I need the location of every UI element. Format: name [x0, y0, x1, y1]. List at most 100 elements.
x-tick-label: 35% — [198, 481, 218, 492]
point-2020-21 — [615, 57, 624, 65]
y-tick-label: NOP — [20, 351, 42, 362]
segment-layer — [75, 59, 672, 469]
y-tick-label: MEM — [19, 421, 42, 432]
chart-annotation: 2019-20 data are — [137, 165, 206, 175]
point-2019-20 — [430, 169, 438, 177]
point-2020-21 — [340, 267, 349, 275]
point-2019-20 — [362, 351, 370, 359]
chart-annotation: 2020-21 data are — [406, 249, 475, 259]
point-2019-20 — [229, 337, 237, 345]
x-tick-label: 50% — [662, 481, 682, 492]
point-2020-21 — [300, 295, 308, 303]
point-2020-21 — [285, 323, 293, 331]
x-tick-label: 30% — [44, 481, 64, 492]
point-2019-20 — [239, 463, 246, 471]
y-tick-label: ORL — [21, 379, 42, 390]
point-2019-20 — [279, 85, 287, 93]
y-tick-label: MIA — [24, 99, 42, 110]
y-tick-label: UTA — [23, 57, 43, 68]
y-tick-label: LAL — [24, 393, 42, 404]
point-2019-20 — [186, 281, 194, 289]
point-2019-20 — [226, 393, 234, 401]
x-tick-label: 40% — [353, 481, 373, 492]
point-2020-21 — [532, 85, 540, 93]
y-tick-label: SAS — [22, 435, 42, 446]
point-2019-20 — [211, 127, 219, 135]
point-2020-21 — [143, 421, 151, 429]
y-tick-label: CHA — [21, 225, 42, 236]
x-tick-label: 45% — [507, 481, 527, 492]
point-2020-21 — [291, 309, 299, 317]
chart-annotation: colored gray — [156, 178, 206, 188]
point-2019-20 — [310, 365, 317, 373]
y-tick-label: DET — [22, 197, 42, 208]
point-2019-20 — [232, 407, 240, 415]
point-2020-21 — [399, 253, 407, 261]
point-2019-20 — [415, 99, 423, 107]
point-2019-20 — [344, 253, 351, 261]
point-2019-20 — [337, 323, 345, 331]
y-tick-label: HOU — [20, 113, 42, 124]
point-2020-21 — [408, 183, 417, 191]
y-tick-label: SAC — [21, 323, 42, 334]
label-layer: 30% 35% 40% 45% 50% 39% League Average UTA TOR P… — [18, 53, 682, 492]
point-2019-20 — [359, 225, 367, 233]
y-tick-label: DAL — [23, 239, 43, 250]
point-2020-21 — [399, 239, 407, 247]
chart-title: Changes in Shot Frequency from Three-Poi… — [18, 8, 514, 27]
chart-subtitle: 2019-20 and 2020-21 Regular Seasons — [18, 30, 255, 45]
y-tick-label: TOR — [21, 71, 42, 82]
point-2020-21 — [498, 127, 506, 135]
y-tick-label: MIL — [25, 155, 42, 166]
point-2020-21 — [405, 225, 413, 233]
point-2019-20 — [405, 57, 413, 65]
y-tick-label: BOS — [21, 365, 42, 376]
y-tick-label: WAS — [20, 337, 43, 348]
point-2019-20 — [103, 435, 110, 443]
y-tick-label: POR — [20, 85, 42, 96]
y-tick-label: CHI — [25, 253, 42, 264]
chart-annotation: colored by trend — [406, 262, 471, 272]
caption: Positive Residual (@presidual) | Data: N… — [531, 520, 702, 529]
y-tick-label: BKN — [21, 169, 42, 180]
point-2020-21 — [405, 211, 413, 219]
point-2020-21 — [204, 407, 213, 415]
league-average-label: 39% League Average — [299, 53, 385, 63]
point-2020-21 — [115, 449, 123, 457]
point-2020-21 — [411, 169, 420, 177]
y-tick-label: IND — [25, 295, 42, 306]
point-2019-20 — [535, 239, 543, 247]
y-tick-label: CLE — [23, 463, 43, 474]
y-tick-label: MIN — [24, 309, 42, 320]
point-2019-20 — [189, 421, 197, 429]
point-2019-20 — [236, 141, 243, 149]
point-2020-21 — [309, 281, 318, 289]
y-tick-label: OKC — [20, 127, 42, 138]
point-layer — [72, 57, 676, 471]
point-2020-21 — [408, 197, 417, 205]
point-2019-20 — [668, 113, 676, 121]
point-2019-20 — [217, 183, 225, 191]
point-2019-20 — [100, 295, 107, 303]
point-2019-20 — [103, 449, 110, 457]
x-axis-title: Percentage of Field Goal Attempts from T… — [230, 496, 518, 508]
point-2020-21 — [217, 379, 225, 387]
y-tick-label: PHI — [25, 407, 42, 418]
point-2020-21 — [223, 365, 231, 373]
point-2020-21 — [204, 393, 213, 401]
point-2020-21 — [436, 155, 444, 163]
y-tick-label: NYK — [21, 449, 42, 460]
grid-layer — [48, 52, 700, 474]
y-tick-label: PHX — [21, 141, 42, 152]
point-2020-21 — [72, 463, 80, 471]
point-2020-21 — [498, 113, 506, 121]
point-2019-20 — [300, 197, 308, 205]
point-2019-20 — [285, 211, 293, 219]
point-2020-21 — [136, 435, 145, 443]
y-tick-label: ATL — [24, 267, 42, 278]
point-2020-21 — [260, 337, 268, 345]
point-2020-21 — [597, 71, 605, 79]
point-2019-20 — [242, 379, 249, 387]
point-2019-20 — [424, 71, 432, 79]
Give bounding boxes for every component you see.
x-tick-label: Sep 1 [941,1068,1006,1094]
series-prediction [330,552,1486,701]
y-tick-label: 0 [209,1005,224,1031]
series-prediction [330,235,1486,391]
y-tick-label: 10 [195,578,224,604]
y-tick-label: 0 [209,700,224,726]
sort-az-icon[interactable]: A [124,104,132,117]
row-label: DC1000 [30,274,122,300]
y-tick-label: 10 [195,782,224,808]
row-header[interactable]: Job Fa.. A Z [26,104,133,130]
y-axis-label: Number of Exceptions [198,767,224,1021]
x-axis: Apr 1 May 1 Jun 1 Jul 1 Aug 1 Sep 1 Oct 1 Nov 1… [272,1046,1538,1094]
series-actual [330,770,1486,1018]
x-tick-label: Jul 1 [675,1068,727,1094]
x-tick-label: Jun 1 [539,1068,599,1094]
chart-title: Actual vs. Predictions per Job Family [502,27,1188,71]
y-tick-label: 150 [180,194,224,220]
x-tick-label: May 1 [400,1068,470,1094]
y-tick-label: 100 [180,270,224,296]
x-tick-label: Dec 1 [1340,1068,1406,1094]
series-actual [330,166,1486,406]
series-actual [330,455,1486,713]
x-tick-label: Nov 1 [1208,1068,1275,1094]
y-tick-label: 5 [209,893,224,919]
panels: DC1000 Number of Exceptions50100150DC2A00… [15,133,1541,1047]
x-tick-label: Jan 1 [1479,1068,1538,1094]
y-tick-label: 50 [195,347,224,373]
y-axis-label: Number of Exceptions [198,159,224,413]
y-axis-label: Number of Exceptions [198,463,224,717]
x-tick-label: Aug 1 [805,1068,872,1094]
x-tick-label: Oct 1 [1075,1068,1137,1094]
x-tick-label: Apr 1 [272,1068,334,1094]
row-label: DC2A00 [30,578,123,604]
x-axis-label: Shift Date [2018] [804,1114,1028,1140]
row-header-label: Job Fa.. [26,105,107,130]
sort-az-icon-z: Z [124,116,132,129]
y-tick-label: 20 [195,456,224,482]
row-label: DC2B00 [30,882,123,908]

Exercise directions:
Reproduce the entries above verbatim.

Final result:
I need the location of every UI element. Format: name [x0, y0, x1, y1]. List at most 100 elements.
x-tick-label: 35% — [198, 481, 218, 492]
point-2020-21 — [615, 57, 624, 65]
y-tick-label: NOP — [20, 351, 42, 362]
segment-layer — [75, 59, 672, 469]
y-tick-label: MEM — [19, 421, 42, 432]
chart-annotation: 2019-20 data are — [137, 165, 206, 175]
point-2019-20 — [430, 169, 438, 177]
point-2020-21 — [340, 267, 349, 275]
point-2019-20 — [362, 351, 370, 359]
chart-annotation: 2020-21 data are — [406, 249, 475, 259]
point-2019-20 — [229, 337, 237, 345]
x-tick-label: 50% — [662, 481, 682, 492]
point-2020-21 — [300, 295, 308, 303]
point-2020-21 — [285, 323, 293, 331]
x-tick-label: 30% — [44, 481, 64, 492]
point-2019-20 — [239, 463, 246, 471]
y-tick-label: ORL — [21, 379, 42, 390]
point-2019-20 — [279, 85, 287, 93]
y-tick-label: MIA — [24, 99, 42, 110]
y-tick-label: UTA — [23, 57, 43, 68]
y-tick-label: LAL — [24, 393, 42, 404]
point-2019-20 — [186, 281, 194, 289]
point-2019-20 — [226, 393, 234, 401]
x-tick-label: 40% — [353, 481, 373, 492]
point-2020-21 — [532, 85, 540, 93]
y-tick-label: SAS — [22, 435, 42, 446]
point-2019-20 — [211, 127, 219, 135]
point-2020-21 — [143, 421, 151, 429]
y-tick-label: CHA — [21, 225, 42, 236]
x-tick-label: 45% — [507, 481, 527, 492]
point-2020-21 — [291, 309, 299, 317]
chart-annotation: colored gray — [156, 178, 206, 188]
point-2019-20 — [310, 365, 317, 373]
y-tick-label: DET — [22, 197, 42, 208]
point-2019-20 — [232, 407, 240, 415]
point-2020-21 — [399, 253, 407, 261]
point-2019-20 — [415, 99, 423, 107]
point-2019-20 — [344, 253, 351, 261]
point-2019-20 — [337, 323, 345, 331]
y-tick-label: HOU — [20, 113, 42, 124]
point-2020-21 — [408, 183, 417, 191]
y-tick-label: SAC — [21, 323, 42, 334]
label-layer: 30% 35% 40% 45% 50% 39% League Average UTA TOR P… — [18, 53, 682, 492]
point-2019-20 — [359, 225, 367, 233]
y-tick-label: DAL — [23, 239, 43, 250]
point-2020-21 — [399, 239, 407, 247]
chart-title: Changes in Shot Frequency from Three-Poi… — [18, 8, 514, 27]
chart-subtitle: 2019-20 and 2020-21 Regular Seasons — [18, 30, 255, 45]
y-tick-label: TOR — [21, 71, 42, 82]
point-2020-21 — [498, 127, 506, 135]
y-tick-label: MIL — [25, 155, 42, 166]
point-2020-21 — [405, 225, 413, 233]
point-2019-20 — [405, 57, 413, 65]
y-tick-label: BOS — [21, 365, 42, 376]
y-tick-label: WAS — [20, 337, 43, 348]
point-2019-20 — [103, 435, 110, 443]
y-tick-label: POR — [20, 85, 42, 96]
y-tick-label: CHI — [25, 253, 42, 264]
chart-annotation: colored by trend — [406, 262, 471, 272]
caption: Positive Residual (@presidual) | Data: N… — [531, 520, 702, 529]
y-tick-label: BKN — [21, 169, 42, 180]
point-2020-21 — [405, 211, 413, 219]
point-2020-21 — [204, 407, 213, 415]
league-average-label: 39% League Average — [299, 53, 385, 63]
point-2020-21 — [115, 449, 123, 457]
point-2020-21 — [411, 169, 420, 177]
y-tick-label: IND — [25, 295, 42, 306]
point-2019-20 — [535, 239, 543, 247]
y-tick-label: CLE — [23, 463, 43, 474]
y-tick-label: MIN — [24, 309, 42, 320]
point-2019-20 — [189, 421, 197, 429]
point-2019-20 — [236, 141, 243, 149]
point-2020-21 — [309, 281, 318, 289]
y-tick-label: OKC — [20, 127, 42, 138]
point-layer — [72, 57, 676, 471]
point-2020-21 — [408, 197, 417, 205]
point-2019-20 — [668, 113, 676, 121]
point-2019-20 — [217, 183, 225, 191]
point-2019-20 — [100, 295, 107, 303]
point-2019-20 — [103, 449, 110, 457]
x-axis-title: Percentage of Field Goal Attempts from T… — [230, 496, 518, 508]
point-2020-21 — [217, 379, 225, 387]
y-tick-label: PHI — [25, 407, 42, 418]
point-2020-21 — [223, 365, 231, 373]
point-2020-21 — [204, 393, 213, 401]
point-2020-21 — [436, 155, 444, 163]
y-tick-label: NYK — [21, 449, 42, 460]
grid-layer — [48, 52, 700, 474]
y-tick-label: PHX — [21, 141, 42, 152]
point-2020-21 — [72, 463, 80, 471]
point-2020-21 — [498, 113, 506, 121]
point-2019-20 — [300, 197, 308, 205]
point-2019-20 — [285, 211, 293, 219]
point-2020-21 — [136, 435, 145, 443]
y-tick-label: ATL — [24, 267, 42, 278]
point-2020-21 — [260, 337, 268, 345]
point-2020-21 — [597, 71, 605, 79]
point-2019-20 — [242, 379, 249, 387]
point-2019-20 — [424, 71, 432, 79]
Give bounding boxes for every component you see.
x-tick-label: Sep 1 [941,1068,1006,1094]
series-prediction [330,552,1486,701]
y-tick-label: 0 [209,1005,224,1031]
series-prediction [330,235,1486,391]
y-tick-label: 10 [195,578,224,604]
y-tick-label: 0 [209,700,224,726]
sort-az-icon[interactable]: A [124,104,132,117]
row-label: DC1000 [30,274,122,300]
y-tick-label: 10 [195,782,224,808]
row-header[interactable]: Job Fa.. A Z [26,104,133,130]
y-axis-label: Number of Exceptions [198,767,224,1021]
x-axis: Apr 1 May 1 Jun 1 Jul 1 Aug 1 Sep 1 Oct 1 Nov 1… [272,1046,1538,1094]
series-actual [330,770,1486,1018]
x-tick-label: Jul 1 [675,1068,727,1094]
x-tick-label: Jun 1 [539,1068,599,1094]
chart-title: Actual vs. Predictions per Job Family [502,27,1188,71]
y-tick-label: 150 [180,194,224,220]
x-tick-label: May 1 [400,1068,470,1094]
y-tick-label: 100 [180,270,224,296]
x-tick-label: Dec 1 [1340,1068,1406,1094]
series-actual [330,166,1486,406]
series-actual [330,455,1486,713]
x-tick-label: Nov 1 [1208,1068,1275,1094]
y-tick-label: 5 [209,893,224,919]
panels: DC1000 Number of Exceptions50100150DC2A00… [15,133,1541,1047]
x-tick-label: Jan 1 [1479,1068,1538,1094]
y-tick-label: 50 [195,347,224,373]
y-axis-label: Number of Exceptions [198,159,224,413]
y-axis-label: Number of Exceptions [198,463,224,717]
x-tick-label: Aug 1 [805,1068,872,1094]
x-tick-label: Oct 1 [1075,1068,1137,1094]
x-tick-label: Apr 1 [272,1068,334,1094]
row-label: DC2A00 [30,578,123,604]
x-axis-label: Shift Date [2018] [804,1114,1028,1140]
row-header-label: Job Fa.. [26,105,107,130]
sort-az-icon-z: Z [124,116,132,129]
y-tick-label: 20 [195,456,224,482]
row-label: DC2B00 [30,882,123,908]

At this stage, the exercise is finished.